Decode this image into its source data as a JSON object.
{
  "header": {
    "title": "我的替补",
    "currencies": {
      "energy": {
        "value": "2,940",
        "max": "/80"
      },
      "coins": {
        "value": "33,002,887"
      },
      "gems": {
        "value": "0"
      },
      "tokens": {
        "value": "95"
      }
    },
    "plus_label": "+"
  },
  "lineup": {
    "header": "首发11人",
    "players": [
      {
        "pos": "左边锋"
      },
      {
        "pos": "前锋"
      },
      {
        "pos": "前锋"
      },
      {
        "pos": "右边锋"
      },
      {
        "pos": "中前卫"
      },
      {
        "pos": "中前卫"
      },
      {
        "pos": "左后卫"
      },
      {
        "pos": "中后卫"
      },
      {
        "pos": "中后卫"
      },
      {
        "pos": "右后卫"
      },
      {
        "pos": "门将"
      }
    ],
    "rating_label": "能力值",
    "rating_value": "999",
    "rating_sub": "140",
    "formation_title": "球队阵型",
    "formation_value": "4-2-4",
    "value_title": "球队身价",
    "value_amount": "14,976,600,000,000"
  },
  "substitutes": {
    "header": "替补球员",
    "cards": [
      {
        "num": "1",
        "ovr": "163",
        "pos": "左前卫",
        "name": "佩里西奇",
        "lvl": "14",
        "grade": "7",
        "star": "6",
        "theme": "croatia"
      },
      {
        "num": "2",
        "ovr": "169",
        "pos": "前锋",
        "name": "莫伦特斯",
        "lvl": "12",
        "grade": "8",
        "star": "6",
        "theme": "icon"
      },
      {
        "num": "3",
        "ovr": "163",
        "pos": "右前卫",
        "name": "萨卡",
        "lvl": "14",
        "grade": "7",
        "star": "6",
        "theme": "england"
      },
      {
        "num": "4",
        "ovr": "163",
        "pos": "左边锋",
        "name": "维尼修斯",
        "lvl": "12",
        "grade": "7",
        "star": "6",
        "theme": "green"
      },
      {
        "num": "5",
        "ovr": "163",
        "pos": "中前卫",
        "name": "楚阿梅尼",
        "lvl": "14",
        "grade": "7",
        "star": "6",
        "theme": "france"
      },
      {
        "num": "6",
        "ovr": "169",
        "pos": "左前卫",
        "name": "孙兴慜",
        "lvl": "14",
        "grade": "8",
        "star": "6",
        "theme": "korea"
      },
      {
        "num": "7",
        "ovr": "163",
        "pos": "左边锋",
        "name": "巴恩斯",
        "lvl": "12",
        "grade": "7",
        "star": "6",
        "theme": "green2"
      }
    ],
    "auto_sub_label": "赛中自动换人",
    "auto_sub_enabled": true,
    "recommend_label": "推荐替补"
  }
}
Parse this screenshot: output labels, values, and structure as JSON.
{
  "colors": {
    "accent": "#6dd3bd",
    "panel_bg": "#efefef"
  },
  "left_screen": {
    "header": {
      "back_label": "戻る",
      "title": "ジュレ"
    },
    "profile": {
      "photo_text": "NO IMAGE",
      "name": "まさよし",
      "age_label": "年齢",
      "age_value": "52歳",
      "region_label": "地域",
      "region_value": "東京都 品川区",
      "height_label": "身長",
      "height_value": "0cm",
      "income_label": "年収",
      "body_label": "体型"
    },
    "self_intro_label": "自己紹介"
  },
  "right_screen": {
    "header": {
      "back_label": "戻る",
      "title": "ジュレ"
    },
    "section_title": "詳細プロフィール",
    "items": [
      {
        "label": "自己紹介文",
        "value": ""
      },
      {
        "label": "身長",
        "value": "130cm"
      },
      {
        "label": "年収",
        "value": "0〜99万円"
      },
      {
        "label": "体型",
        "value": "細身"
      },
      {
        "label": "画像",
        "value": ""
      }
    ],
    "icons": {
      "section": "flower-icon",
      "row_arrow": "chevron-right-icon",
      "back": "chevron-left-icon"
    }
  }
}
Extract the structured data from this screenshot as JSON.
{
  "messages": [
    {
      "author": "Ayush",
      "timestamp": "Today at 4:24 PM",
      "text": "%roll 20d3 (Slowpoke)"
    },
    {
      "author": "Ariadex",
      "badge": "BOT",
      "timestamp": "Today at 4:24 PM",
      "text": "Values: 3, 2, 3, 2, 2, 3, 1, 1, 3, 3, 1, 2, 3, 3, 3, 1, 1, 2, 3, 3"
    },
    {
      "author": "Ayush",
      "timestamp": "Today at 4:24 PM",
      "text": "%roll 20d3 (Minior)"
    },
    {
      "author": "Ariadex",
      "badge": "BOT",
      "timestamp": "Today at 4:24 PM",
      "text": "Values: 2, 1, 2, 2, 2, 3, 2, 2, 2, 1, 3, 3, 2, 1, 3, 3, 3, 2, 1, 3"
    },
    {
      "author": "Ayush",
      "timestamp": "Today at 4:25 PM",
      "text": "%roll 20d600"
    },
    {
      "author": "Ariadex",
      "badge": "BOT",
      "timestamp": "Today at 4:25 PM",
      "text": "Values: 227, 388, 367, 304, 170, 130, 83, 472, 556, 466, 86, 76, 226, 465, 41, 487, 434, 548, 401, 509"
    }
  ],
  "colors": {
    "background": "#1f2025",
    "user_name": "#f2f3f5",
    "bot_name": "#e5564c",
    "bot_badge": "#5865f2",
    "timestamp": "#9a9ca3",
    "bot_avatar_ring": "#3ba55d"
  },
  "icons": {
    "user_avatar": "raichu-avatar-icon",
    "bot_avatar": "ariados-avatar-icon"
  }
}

....

_WHAT THE TASK ASKS_
Copy all the lines, exactly.

_TASK RESULT_
Decode this image into its source data as a JSON object.
{
  "header": {
    "title": "我的替补",
    "currencies": {
      "energy": {
        "value": "2,940",
        "max": "/80"
      },
      "coins": {
        "value": "33,002,887"
      },
      "gems": {
        "value": "0"
      },
      "tokens": {
        "value": "95"
      }
    },
    "plus_label": "+"
  },
  "lineup": {
    "header": "首发11人",
    "players": [
      {
        "pos": "左边锋"
      },
      {
        "pos": "前锋"
      },
      {
        "pos": "前锋"
      },
      {
        "pos": "右边锋"
      },
      {
        "pos": "中前卫"
      },
      {
        "pos": "中前卫"
      },
      {
        "pos": "左后卫"
      },
      {
        "pos": "中后卫"
      },
      {
        "pos": "中后卫"
      },
      {
        "pos": "右后卫"
      },
      {
        "pos": "门将"
      }
    ],
    "rating_label": "能力值",
    "rating_value": "999",
    "rating_sub": "140",
    "formation_title": "球队阵型",
    "formation_value": "4-2-4",
    "value_title": "球队身价",
    "value_amount": "14,976,600,000,000"
  },
  "substitutes": {
    "header": "替补球员",
    "cards": [
      {
        "num": "1",
        "ovr": "163",
        "pos": "左前卫",
        "name": "佩里西奇",
        "lvl": "14",
        "grade": "7",
        "star": "6",
        "theme": "croatia"
      },
      {
        "num": "2",
        "ovr": "169",
        "pos": "前锋",
        "name": "莫伦特斯",
        "lvl": "12",
        "grade": "8",
        "star": "6",
        "theme": "icon"
      },
      {
        "num": "3",
        "ovr": "163",
        "pos": "右前卫",
        "name": "萨卡",
        "lvl": "14",
        "grade": "7",
        "star": "6",
        "theme": "england"
      },
      {
        "num": "4",
        "ovr": "163",
        "pos": "左边锋",
        "name": "维尼修斯",
        "lvl": "12",
        "grade": "7",
        "star": "6",
        "theme": "green"
      },
      {
        "num": "5",
        "ovr": "163",
        "pos": "中前卫",
        "name": "楚阿梅尼",
        "lvl": "14",
        "grade": "7",
        "star": "6",
        "theme": "france"
      },
      {
        "num": "6",
        "ovr": "169",
        "pos": "左前卫",
        "name": "孙兴慜",
        "lvl": "14",
        "grade": "8",
        "star": "6",
        "theme": "korea"
      },
      {
        "num": "7",
        "ovr": "163",
        "pos": "左边锋",
        "name": "巴恩斯",
        "lvl": "12",
        "grade": "7",
        "star": "6",
        "theme": "green2"
      }
    ],
    "auto_sub_label": "赛中自动换人",
    "auto_sub_enabled": true,
    "recommend_label": "推荐替补"
  }
}
Parse this screenshot: output labels, values, and structure as JSON.
{
  "colors": {
    "accent": "#6dd3bd",
    "panel_bg": "#efefef"
  },
  "left_screen": {
    "header": {
      "back_label": "戻る",
      "title": "ジュレ"
    },
    "profile": {
      "photo_text": "NO IMAGE",
      "name": "まさよし",
      "age_label": "年齢",
      "age_value": "52歳",
      "region_label": "地域",
      "region_value": "東京都 品川区",
      "height_label": "身長",
      "height_value": "0cm",
      "income_label": "年収",
      "body_label": "体型"
    },
    "self_intro_label": "自己紹介"
  },
  "right_screen": {
    "header": {
      "back_label": "戻る",
      "title": "ジュレ"
    },
    "section_title": "詳細プロフィール",
    "items": [
      {
        "label": "自己紹介文",
        "value": ""
      },
      {
        "label": "身長",
        "value": "130cm"
      },
      {
        "label": "年収",
        "value": "0〜99万円"
      },
      {
        "label": "体型",
        "value": "細身"
      },
      {
        "label": "画像",
        "value": ""
      }
    ],
    "icons": {
      "section": "flower-icon",
      "row_arrow": "chevron-right-icon",
      "back": "chevron-left-icon"
    }
  }
}
Extract the structured data from this screenshot as JSON.
{
  "messages": [
    {
      "author": "Ayush",
      "timestamp": "Today at 4:24 PM",
      "text": "%roll 20d3 (Slowpoke)"
    },
    {
      "author": "Ariadex",
      "badge": "BOT",
      "timestamp": "Today at 4:24 PM",
      "text": "Values: 3, 2, 3, 2, 2, 3, 1, 1, 3, 3, 1, 2, 3, 3, 3, 1, 1, 2, 3, 3"
    },
    {
      "author": "Ayush",
      "timestamp": "Today at 4:24 PM",
      "text": "%roll 20d3 (Minior)"
    },
    {
      "author": "Ariadex",
      "badge": "BOT",
      "timestamp": "Today at 4:24 PM",
      "text": "Values: 2, 1, 2, 2, 2, 3, 2, 2, 2, 1, 3, 3, 2, 1, 3, 3, 3, 2, 1, 3"
    },
    {
      "author": "Ayush",
      "timestamp": "Today at 4:25 PM",
      "text": "%roll 20d600"
    },
    {
      "author": "Ariadex",
      "badge": "BOT",
      "timestamp": "Today at 4:25 PM",
      "text": "Values: 227, 388, 367, 304, 170, 130, 83, 472, 556, 466, 86, 76, 226, 465, 41, 487, 434, 548, 401, 509"
    }
  ],
  "colors": {
    "background": "#1f2025",
    "user_name": "#f2f3f5",
    "bot_name": "#e5564c",
    "bot_badge": "#5865f2",
    "timestamp": "#9a9ca3",
    "bot_avatar_ring": "#3ba55d"
  },
  "icons": {
    "user_avatar": "raichu-avatar-icon",
    "bot_avatar": "ariados-avatar-icon"
  }
}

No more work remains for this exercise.